Prompt: In the lines below, how many hold the word "xlabel"? Answer only with the number.
-------- Data for processing
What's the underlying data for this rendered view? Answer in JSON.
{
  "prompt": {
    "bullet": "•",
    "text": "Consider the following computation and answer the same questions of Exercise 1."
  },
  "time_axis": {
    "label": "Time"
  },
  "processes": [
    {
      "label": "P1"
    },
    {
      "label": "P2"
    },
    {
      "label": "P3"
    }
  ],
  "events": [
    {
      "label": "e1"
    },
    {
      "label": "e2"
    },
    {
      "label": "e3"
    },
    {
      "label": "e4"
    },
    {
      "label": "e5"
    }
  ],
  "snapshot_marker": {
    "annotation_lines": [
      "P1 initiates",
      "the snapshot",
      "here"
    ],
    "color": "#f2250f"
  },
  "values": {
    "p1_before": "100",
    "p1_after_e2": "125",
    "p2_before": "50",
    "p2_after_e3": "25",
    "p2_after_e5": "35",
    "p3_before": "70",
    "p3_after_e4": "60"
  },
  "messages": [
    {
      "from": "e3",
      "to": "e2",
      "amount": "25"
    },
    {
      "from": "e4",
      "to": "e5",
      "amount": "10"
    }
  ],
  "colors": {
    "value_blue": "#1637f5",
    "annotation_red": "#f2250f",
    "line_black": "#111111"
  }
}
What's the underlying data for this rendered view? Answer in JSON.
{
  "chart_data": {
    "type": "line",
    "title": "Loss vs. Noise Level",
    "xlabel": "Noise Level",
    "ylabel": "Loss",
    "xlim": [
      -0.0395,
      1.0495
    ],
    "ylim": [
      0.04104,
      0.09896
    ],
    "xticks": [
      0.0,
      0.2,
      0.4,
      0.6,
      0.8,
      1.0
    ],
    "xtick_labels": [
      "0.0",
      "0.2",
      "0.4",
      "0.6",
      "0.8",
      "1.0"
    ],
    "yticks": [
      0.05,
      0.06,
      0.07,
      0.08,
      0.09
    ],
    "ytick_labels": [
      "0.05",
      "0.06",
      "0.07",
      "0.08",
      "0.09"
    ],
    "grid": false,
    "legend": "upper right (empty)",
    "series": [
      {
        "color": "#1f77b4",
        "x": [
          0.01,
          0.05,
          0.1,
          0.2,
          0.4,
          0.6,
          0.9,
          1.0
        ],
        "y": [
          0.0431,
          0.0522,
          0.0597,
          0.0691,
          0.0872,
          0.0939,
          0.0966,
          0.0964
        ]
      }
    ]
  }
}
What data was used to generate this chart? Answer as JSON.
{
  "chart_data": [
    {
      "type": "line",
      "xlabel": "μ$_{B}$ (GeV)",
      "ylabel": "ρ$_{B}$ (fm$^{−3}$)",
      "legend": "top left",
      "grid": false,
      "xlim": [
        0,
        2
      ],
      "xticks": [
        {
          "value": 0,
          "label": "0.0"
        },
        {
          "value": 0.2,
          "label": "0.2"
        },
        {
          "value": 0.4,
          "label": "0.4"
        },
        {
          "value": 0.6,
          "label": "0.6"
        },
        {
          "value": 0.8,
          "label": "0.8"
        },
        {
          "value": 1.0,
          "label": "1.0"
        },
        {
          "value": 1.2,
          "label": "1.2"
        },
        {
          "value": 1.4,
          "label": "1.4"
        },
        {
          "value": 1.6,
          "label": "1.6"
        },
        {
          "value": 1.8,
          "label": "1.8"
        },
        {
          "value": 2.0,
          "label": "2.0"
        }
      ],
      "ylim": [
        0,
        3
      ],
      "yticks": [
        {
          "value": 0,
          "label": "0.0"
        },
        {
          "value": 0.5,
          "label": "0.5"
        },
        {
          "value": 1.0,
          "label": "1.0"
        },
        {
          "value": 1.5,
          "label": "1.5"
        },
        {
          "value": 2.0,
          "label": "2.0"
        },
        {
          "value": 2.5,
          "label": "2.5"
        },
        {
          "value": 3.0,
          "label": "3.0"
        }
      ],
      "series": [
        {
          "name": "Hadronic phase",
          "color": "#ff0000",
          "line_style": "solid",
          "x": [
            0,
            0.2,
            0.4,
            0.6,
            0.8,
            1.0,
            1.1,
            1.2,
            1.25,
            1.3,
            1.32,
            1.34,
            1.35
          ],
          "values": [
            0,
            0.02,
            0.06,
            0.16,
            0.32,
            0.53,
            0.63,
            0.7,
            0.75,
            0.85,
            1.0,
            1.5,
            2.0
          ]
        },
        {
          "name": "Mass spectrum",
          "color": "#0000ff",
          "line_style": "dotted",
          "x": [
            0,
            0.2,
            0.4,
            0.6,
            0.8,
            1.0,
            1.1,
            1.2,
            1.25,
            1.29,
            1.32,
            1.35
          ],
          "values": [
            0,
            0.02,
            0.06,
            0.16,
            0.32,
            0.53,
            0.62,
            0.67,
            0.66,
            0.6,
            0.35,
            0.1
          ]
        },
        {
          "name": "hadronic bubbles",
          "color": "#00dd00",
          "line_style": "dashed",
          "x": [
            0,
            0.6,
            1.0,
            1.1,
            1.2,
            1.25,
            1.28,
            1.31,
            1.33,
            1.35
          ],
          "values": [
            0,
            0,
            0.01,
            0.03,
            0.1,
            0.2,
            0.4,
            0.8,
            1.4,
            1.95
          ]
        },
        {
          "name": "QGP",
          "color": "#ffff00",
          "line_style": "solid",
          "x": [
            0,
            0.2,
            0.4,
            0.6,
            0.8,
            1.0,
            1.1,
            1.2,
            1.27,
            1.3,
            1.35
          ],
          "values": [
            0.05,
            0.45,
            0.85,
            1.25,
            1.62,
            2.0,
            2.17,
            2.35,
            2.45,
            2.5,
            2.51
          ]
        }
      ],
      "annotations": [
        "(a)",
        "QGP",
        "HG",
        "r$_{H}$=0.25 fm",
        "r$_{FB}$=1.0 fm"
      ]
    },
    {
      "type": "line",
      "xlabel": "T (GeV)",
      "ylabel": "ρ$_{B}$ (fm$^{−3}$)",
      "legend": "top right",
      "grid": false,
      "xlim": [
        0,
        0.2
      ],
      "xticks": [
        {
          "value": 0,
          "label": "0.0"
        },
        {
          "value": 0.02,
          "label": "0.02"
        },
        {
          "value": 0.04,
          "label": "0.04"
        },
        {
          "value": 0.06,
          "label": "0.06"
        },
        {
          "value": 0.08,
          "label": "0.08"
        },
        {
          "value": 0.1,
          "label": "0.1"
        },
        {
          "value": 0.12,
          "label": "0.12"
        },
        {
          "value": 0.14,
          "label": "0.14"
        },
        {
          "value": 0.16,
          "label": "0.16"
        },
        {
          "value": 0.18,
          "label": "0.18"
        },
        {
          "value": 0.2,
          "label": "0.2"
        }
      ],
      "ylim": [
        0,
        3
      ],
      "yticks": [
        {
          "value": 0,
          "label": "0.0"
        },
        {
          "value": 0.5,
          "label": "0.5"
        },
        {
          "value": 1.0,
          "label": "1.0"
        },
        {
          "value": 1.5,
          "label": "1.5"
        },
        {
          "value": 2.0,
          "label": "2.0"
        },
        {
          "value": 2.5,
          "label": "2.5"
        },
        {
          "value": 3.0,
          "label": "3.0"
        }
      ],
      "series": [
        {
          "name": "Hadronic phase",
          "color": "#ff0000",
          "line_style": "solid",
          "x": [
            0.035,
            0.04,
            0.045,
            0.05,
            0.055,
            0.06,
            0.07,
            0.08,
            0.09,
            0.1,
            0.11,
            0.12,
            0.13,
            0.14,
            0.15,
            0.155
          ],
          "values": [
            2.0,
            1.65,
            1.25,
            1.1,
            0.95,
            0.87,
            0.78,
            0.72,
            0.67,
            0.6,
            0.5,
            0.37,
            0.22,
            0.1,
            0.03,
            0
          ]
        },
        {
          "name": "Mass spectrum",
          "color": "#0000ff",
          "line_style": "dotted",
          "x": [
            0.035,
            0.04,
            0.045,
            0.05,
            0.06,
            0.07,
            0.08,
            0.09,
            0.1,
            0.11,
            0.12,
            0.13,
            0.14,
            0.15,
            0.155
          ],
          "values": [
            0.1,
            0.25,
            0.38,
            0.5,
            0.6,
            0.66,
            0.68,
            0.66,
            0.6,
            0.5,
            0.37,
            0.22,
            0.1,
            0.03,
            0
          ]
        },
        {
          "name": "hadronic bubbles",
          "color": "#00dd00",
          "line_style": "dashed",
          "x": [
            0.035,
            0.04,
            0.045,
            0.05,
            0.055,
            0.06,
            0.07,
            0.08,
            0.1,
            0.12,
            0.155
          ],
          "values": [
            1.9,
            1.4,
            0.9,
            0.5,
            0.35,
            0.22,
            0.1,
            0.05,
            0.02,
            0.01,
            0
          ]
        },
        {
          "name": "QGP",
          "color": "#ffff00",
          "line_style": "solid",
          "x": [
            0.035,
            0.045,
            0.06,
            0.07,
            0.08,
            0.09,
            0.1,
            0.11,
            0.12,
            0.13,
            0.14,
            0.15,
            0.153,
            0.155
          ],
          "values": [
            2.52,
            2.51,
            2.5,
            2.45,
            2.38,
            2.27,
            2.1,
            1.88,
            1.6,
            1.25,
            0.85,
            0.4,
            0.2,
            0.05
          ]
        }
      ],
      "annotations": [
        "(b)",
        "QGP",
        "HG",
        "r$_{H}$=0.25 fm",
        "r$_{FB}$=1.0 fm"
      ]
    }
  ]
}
----------------
Solution: 3